Requirement:
Omit the pictures, then write out every entry exactly as it reads.

— start Data section —

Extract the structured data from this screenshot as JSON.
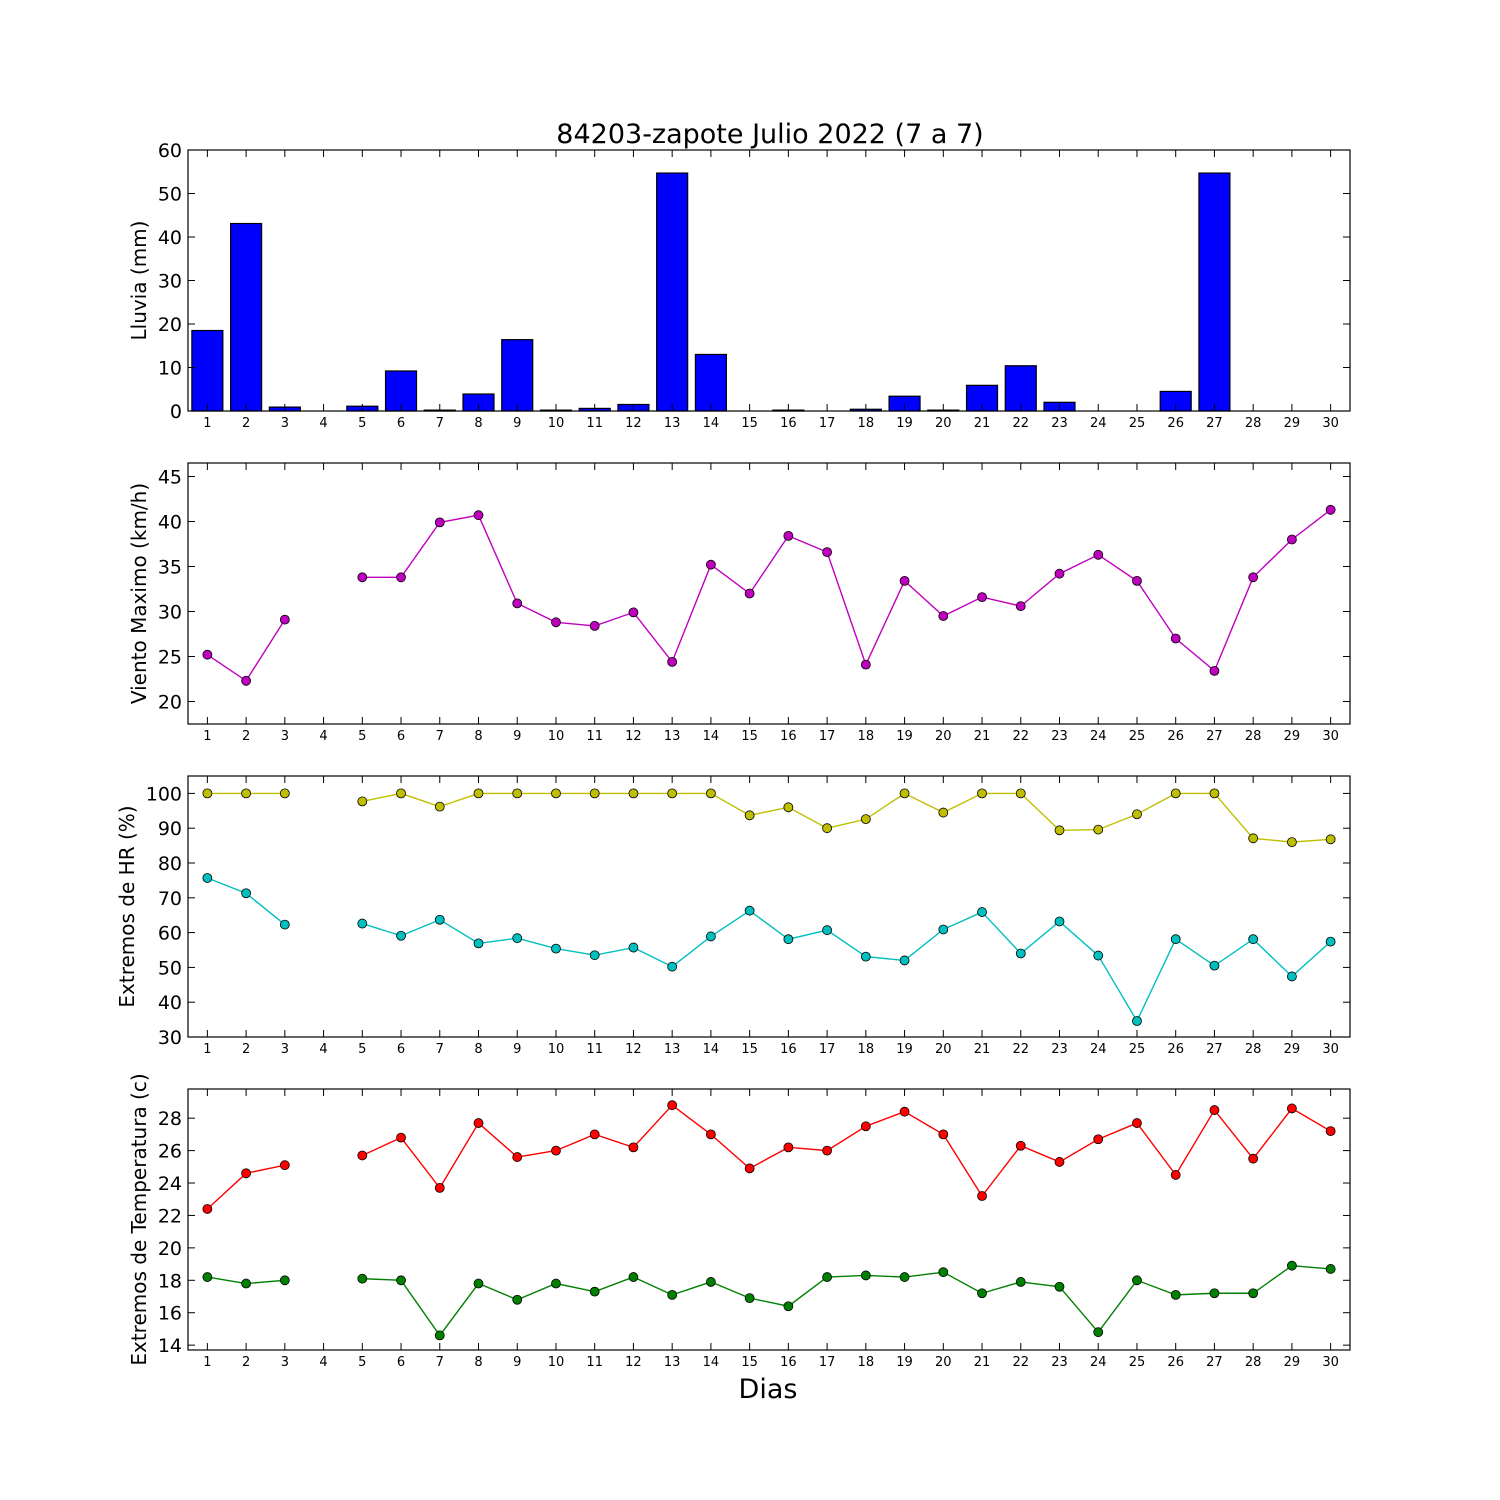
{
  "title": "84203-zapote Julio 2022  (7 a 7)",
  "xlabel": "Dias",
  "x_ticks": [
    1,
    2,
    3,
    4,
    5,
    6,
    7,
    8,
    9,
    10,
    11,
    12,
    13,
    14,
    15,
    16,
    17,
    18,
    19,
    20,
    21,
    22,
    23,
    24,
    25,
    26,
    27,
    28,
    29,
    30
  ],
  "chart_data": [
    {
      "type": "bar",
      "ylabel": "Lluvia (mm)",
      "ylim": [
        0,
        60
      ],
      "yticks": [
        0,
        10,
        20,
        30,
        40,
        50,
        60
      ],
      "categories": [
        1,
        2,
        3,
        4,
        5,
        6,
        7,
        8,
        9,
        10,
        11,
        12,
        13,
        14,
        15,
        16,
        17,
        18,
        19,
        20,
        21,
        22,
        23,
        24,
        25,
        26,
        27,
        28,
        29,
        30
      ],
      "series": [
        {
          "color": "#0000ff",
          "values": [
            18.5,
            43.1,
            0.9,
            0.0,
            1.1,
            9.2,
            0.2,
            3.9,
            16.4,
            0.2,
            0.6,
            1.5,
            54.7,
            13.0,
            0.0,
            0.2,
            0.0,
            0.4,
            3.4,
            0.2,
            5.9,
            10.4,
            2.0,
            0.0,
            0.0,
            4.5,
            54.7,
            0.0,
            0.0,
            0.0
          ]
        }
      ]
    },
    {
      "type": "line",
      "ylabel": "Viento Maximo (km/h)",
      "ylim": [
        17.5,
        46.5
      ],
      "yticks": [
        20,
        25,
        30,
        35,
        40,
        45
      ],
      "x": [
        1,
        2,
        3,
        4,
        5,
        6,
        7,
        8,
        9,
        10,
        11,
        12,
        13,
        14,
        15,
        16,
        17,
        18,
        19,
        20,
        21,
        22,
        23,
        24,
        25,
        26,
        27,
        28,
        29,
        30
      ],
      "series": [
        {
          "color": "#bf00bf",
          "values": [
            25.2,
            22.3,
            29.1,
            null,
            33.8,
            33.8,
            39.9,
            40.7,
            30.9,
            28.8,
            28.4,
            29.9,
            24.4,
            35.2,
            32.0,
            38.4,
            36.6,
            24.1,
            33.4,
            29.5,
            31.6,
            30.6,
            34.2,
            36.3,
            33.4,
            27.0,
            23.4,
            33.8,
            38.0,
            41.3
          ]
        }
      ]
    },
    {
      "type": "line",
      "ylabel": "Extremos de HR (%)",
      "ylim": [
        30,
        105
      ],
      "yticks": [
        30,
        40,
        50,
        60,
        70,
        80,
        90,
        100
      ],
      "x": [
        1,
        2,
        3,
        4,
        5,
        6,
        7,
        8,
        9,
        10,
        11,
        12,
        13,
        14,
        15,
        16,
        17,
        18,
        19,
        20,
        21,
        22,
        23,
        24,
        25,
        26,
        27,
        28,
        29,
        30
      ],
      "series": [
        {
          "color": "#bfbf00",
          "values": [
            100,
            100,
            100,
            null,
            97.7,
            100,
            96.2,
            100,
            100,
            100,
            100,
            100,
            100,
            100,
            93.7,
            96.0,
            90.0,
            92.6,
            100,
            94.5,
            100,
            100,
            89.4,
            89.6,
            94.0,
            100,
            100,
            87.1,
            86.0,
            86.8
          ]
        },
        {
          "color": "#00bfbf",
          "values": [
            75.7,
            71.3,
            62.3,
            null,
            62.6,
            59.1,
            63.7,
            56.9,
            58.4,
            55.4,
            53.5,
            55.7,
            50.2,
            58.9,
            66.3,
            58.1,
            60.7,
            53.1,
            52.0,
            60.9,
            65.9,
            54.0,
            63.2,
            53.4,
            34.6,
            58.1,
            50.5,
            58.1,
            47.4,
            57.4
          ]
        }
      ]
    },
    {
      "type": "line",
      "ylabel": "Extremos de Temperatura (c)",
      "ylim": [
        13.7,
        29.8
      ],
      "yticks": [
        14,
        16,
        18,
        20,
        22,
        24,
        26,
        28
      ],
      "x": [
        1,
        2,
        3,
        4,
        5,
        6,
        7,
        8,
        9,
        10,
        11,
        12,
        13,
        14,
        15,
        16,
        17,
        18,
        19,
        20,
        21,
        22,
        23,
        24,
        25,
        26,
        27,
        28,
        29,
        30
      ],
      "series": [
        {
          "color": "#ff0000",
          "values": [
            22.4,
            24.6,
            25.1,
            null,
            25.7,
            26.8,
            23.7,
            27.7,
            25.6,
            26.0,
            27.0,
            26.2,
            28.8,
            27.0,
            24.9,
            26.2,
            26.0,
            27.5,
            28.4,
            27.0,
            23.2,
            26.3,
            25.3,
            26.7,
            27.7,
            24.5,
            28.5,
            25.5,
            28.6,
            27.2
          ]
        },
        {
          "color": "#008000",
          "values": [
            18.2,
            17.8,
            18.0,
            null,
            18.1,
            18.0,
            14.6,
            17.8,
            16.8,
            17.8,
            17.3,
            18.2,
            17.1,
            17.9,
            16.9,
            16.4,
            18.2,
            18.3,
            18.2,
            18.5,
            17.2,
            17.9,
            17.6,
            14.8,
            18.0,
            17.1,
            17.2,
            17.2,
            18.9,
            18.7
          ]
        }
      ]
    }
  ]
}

— end Data section —

Solution for this problem:
Extract the structured data from this screenshot as JSON.
{
  "title": "84203-zapote Julio 2022  (7 a 7)",
  "xlabel": "Dias",
  "x_ticks": [
    1,
    2,
    3,
    4,
    5,
    6,
    7,
    8,
    9,
    10,
    11,
    12,
    13,
    14,
    15,
    16,
    17,
    18,
    19,
    20,
    21,
    22,
    23,
    24,
    25,
    26,
    27,
    28,
    29,
    30
  ],
  "chart_data": [
    {
      "type": "bar",
      "ylabel": "Lluvia (mm)",
      "ylim": [
        0,
        60
      ],
      "yticks": [
        0,
        10,
        20,
        30,
        40,
        50,
        60
      ],
      "categories": [
        1,
        2,
        3,
        4,
        5,
        6,
        7,
        8,
        9,
        10,
        11,
        12,
        13,
        14,
        15,
        16,
        17,
        18,
        19,
        20,
        21,
        22,
        23,
        24,
        25,
        26,
        27,
        28,
        29,
        30
      ],
      "series": [
        {
          "color": "#0000ff",
          "values": [
            18.5,
            43.1,
            0.9,
            0.0,
            1.1,
            9.2,
            0.2,
            3.9,
            16.4,
            0.2,
            0.6,
            1.5,
            54.7,
            13.0,
            0.0,
            0.2,
            0.0,
            0.4,
            3.4,
            0.2,
            5.9,
            10.4,
            2.0,
            0.0,
            0.0,
            4.5,
            54.7,
            0.0,
            0.0,
            0.0
          ]
        }
      ]
    },
    {
      "type": "line",
      "ylabel": "Viento Maximo (km/h)",
      "ylim": [
        17.5,
        46.5
      ],
      "yticks": [
        20,
        25,
        30,
        35,
        40,
        45
      ],
      "x": [
        1,
        2,
        3,
        4,
        5,
        6,
        7,
        8,
        9,
        10,
        11,
        12,
        13,
        14,
        15,
        16,
        17,
        18,
        19,
        20,
        21,
        22,
        23,
        24,
        25,
        26,
        27,
        28,
        29,
        30
      ],
      "series": [
        {
          "color": "#bf00bf",
          "values": [
            25.2,
            22.3,
            29.1,
            null,
            33.8,
            33.8,
            39.9,
            40.7,
            30.9,
            28.8,
            28.4,
            29.9,
            24.4,
            35.2,
            32.0,
            38.4,
            36.6,
            24.1,
            33.4,
            29.5,
            31.6,
            30.6,
            34.2,
            36.3,
            33.4,
            27.0,
            23.4,
            33.8,
            38.0,
            41.3
          ]
        }
      ]
    },
    {
      "type": "line",
      "ylabel": "Extremos de HR (%)",
      "ylim": [
        30,
        105
      ],
      "yticks": [
        30,
        40,
        50,
        60,
        70,
        80,
        90,
        100
      ],
      "x": [
        1,
        2,
        3,
        4,
        5,
        6,
        7,
        8,
        9,
        10,
        11,
        12,
        13,
        14,
        15,
        16,
        17,
        18,
        19,
        20,
        21,
        22,
        23,
        24,
        25,
        26,
        27,
        28,
        29,
        30
      ],
      "series": [
        {
          "color": "#bfbf00",
          "values": [
            100,
            100,
            100,
            null,
            97.7,
            100,
            96.2,
            100,
            100,
            100,
            100,
            100,
            100,
            100,
            93.7,
            96.0,
            90.0,
            92.6,
            100,
            94.5,
            100,
            100,
            89.4,
            89.6,
            94.0,
            100,
            100,
            87.1,
            86.0,
            86.8
          ]
        },
        {
          "color": "#00bfbf",
          "values": [
            75.7,
            71.3,
            62.3,
            null,
            62.6,
            59.1,
            63.7,
            56.9,
            58.4,
            55.4,
            53.5,
            55.7,
            50.2,
            58.9,
            66.3,
            58.1,
            60.7,
            53.1,
            52.0,
            60.9,
            65.9,
            54.0,
            63.2,
            53.4,
            34.6,
            58.1,
            50.5,
            58.1,
            47.4,
            57.4
          ]
        }
      ]
    },
    {
      "type": "line",
      "ylabel": "Extremos de Temperatura (c)",
      "ylim": [
        13.7,
        29.8
      ],
      "yticks": [
        14,
        16,
        18,
        20,
        22,
        24,
        26,
        28
      ],
      "x": [
        1,
        2,
        3,
        4,
        5,
        6,
        7,
        8,
        9,
        10,
        11,
        12,
        13,
        14,
        15,
        16,
        17,
        18,
        19,
        20,
        21,
        22,
        23,
        24,
        25,
        26,
        27,
        28,
        29,
        30
      ],
      "series": [
        {
          "color": "#ff0000",
          "values": [
            22.4,
            24.6,
            25.1,
            null,
            25.7,
            26.8,
            23.7,
            27.7,
            25.6,
            26.0,
            27.0,
            26.2,
            28.8,
            27.0,
            24.9,
            26.2,
            26.0,
            27.5,
            28.4,
            27.0,
            23.2,
            26.3,
            25.3,
            26.7,
            27.7,
            24.5,
            28.5,
            25.5,
            28.6,
            27.2
          ]
        },
        {
          "color": "#008000",
          "values": [
            18.2,
            17.8,
            18.0,
            null,
            18.1,
            18.0,
            14.6,
            17.8,
            16.8,
            17.8,
            17.3,
            18.2,
            17.1,
            17.9,
            16.9,
            16.4,
            18.2,
            18.3,
            18.2,
            18.5,
            17.2,
            17.9,
            17.6,
            14.8,
            18.0,
            17.1,
            17.2,
            17.2,
            18.9,
            18.7
          ]
        }
      ]
    }
  ]
}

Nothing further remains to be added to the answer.